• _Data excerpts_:

[start]

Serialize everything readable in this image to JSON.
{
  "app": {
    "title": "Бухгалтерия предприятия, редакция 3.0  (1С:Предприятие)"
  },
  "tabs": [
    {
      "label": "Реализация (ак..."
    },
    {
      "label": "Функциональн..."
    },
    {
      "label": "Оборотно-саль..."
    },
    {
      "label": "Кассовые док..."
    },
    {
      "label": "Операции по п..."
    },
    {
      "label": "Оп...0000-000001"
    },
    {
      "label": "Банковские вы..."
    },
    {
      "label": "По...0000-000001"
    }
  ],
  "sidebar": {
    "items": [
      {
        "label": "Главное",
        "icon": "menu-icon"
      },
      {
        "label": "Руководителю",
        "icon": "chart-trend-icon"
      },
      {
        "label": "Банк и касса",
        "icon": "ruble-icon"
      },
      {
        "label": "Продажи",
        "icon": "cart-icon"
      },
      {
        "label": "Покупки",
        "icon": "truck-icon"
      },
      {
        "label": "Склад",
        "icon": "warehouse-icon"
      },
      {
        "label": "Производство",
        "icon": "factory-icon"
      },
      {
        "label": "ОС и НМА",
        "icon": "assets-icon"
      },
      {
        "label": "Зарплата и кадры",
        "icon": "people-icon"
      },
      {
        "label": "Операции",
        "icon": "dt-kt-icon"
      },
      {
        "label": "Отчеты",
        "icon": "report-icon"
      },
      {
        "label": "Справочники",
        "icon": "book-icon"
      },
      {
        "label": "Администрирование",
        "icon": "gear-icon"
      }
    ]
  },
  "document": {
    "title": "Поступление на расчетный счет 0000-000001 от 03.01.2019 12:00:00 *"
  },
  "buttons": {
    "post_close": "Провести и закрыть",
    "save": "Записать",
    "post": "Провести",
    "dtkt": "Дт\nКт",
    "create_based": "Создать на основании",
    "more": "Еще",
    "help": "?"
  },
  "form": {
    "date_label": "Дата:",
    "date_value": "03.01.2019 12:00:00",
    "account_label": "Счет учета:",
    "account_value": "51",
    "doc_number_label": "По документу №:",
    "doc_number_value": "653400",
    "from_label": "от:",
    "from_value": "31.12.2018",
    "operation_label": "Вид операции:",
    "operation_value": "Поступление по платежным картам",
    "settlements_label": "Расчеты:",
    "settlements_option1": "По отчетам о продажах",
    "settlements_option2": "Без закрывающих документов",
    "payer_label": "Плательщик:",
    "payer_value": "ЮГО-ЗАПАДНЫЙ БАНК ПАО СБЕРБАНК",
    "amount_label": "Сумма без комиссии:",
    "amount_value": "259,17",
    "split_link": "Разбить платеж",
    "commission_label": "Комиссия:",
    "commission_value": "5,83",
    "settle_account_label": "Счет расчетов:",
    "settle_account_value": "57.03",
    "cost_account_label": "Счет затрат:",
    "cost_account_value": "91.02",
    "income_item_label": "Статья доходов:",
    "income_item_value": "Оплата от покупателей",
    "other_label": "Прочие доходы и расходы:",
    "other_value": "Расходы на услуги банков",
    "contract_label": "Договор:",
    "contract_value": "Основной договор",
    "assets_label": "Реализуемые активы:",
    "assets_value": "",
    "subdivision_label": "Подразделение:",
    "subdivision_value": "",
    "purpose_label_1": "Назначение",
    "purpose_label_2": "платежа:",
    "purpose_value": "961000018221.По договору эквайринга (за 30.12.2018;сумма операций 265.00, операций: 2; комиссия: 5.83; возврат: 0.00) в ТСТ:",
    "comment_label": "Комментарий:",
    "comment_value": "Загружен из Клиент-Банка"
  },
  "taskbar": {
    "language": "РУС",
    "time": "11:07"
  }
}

[end]

Look through the entries and work out how many lines have the word "Провести" in them; reply with that number only.

2